[Raw records]
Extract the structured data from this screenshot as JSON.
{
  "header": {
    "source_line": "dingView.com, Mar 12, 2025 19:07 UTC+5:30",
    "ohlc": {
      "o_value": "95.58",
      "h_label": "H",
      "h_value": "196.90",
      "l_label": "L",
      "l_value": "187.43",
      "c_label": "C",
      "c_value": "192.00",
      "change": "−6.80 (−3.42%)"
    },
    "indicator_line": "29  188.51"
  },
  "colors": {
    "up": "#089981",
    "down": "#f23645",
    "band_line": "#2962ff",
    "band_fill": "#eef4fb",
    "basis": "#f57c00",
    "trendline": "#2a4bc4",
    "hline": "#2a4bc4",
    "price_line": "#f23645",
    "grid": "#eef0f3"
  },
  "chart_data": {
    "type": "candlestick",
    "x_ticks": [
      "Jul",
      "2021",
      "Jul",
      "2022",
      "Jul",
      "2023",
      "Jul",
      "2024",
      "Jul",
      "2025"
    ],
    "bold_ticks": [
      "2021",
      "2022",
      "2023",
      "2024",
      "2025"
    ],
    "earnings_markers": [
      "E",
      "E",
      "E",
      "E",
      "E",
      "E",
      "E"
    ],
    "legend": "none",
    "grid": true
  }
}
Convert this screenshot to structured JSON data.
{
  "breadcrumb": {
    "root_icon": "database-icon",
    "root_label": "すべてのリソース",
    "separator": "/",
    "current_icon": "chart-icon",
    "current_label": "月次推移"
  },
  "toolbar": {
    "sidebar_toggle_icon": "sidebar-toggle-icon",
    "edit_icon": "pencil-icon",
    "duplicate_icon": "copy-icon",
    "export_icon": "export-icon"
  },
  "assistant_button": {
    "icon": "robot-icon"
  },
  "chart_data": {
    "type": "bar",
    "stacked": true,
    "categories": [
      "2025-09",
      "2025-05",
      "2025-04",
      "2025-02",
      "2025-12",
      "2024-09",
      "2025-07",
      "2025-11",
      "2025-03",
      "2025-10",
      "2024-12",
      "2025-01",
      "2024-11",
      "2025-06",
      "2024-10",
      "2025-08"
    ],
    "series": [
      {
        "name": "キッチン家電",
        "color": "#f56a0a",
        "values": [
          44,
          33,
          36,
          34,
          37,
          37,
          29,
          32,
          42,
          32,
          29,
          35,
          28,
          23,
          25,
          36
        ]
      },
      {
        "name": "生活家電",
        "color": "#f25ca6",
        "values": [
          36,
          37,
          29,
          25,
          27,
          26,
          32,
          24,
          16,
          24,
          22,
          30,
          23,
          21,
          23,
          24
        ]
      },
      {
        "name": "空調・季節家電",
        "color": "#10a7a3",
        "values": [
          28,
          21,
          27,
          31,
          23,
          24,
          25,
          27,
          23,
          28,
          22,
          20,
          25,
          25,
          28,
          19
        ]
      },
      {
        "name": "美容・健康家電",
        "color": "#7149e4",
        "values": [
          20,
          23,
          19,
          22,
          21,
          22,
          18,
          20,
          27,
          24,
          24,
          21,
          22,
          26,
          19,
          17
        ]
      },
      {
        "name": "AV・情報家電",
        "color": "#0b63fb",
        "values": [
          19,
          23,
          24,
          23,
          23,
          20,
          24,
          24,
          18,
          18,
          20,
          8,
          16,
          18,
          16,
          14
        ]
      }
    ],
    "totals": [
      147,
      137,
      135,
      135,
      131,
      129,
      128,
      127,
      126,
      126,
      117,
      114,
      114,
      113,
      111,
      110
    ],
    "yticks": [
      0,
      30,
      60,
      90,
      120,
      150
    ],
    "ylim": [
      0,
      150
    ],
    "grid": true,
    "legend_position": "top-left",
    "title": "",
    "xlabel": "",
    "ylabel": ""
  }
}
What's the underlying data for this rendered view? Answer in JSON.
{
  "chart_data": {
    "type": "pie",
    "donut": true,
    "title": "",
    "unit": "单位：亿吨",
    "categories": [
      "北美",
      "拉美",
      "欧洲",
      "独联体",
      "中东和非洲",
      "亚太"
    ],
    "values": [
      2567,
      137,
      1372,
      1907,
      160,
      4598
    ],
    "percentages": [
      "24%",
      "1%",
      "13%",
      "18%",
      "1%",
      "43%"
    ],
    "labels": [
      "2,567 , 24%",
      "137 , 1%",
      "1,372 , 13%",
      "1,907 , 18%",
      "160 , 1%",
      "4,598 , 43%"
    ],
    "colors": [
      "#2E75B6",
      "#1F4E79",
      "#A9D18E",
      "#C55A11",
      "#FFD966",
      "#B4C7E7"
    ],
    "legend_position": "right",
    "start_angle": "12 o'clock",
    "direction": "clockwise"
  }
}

- [TASK DESCRIPTION] Set down the material above again, word for word.

- [RESPONSE BELOW]
Extract the structured data from this screenshot as JSON.
{
  "header": {
    "source_line": "dingView.com, Mar 12, 2025 19:07 UTC+5:30",
    "ohlc": {
      "o_value": "95.58",
      "h_label": "H",
      "h_value": "196.90",
      "l_label": "L",
      "l_value": "187.43",
      "c_label": "C",
      "c_value": "192.00",
      "change": "−6.80 (−3.42%)"
    },
    "indicator_line": "29  188.51"
  },
  "colors": {
    "up": "#089981",
    "down": "#f23645",
    "band_line": "#2962ff",
    "band_fill": "#eef4fb",
    "basis": "#f57c00",
    "trendline": "#2a4bc4",
    "hline": "#2a4bc4",
    "price_line": "#f23645",
    "grid": "#eef0f3"
  },
  "chart_data": {
    "type": "candlestick",
    "x_ticks": [
      "Jul",
      "2021",
      "Jul",
      "2022",
      "Jul",
      "2023",
      "Jul",
      "2024",
      "Jul",
      "2025"
    ],
    "bold_ticks": [
      "2021",
      "2022",
      "2023",
      "2024",
      "2025"
    ],
    "earnings_markers": [
      "E",
      "E",
      "E",
      "E",
      "E",
      "E",
      "E"
    ],
    "legend": "none",
    "grid": true
  }
}
Convert this screenshot to structured JSON data.
{
  "breadcrumb": {
    "root_icon": "database-icon",
    "root_label": "すべてのリソース",
    "separator": "/",
    "current_icon": "chart-icon",
    "current_label": "月次推移"
  },
  "toolbar": {
    "sidebar_toggle_icon": "sidebar-toggle-icon",
    "edit_icon": "pencil-icon",
    "duplicate_icon": "copy-icon",
    "export_icon": "export-icon"
  },
  "assistant_button": {
    "icon": "robot-icon"
  },
  "chart_data": {
    "type": "bar",
    "stacked": true,
    "categories": [
      "2025-09",
      "2025-05",
      "2025-04",
      "2025-02",
      "2025-12",
      "2024-09",
      "2025-07",
      "2025-11",
      "2025-03",
      "2025-10",
      "2024-12",
      "2025-01",
      "2024-11",
      "2025-06",
      "2024-10",
      "2025-08"
    ],
    "series": [
      {
        "name": "キッチン家電",
        "color": "#f56a0a",
        "values": [
          44,
          33,
          36,
          34,
          37,
          37,
          29,
          32,
          42,
          32,
          29,
          35,
          28,
          23,
          25,
          36
        ]
      },
      {
        "name": "生活家電",
        "color": "#f25ca6",
        "values": [
          36,
          37,
          29,
          25,
          27,
          26,
          32,
          24,
          16,
          24,
          22,
          30,
          23,
          21,
          23,
          24
        ]
      },
      {
        "name": "空調・季節家電",
        "color": "#10a7a3",
        "values": [
          28,
          21,
          27,
          31,
          23,
          24,
          25,
          27,
          23,
          28,
          22,
          20,
          25,
          25,
          28,
          19
        ]
      },
      {
        "name": "美容・健康家電",
        "color": "#7149e4",
        "values": [
          20,
          23,
          19,
          22,
          21,
          22,
          18,
          20,
          27,
          24,
          24,
          21,
          22,
          26,
          19,
          17
        ]
      },
      {
        "name": "AV・情報家電",
        "color": "#0b63fb",
        "values": [
          19,
          23,
          24,
          23,
          23,
          20,
          24,
          24,
          18,
          18,
          20,
          8,
          16,
          18,
          16,
          14
        ]
      }
    ],
    "totals": [
      147,
      137,
      135,
      135,
      131,
      129,
      128,
      127,
      126,
      126,
      117,
      114,
      114,
      113,
      111,
      110
    ],
    "yticks": [
      0,
      30,
      60,
      90,
      120,
      150
    ],
    "ylim": [
      0,
      150
    ],
    "grid": true,
    "legend_position": "top-left",
    "title": "",
    "xlabel": "",
    "ylabel": ""
  }
}
What's the underlying data for this rendered view? Answer in JSON.
{
  "chart_data": {
    "type": "pie",
    "donut": true,
    "title": "",
    "unit": "单位：亿吨",
    "categories": [
      "北美",
      "拉美",
      "欧洲",
      "独联体",
      "中东和非洲",
      "亚太"
    ],
    "values": [
      2567,
      137,
      1372,
      1907,
      160,
      4598
    ],
    "percentages": [
      "24%",
      "1%",
      "13%",
      "18%",
      "1%",
      "43%"
    ],
    "labels": [
      "2,567 , 24%",
      "137 , 1%",
      "1,372 , 13%",
      "1,907 , 18%",
      "160 , 1%",
      "4,598 , 43%"
    ],
    "colors": [
      "#2E75B6",
      "#1F4E79",
      "#A9D18E",
      "#C55A11",
      "#FFD966",
      "#B4C7E7"
    ],
    "legend_position": "right",
    "start_angle": "12 o'clock",
    "direction": "clockwise"
  }
}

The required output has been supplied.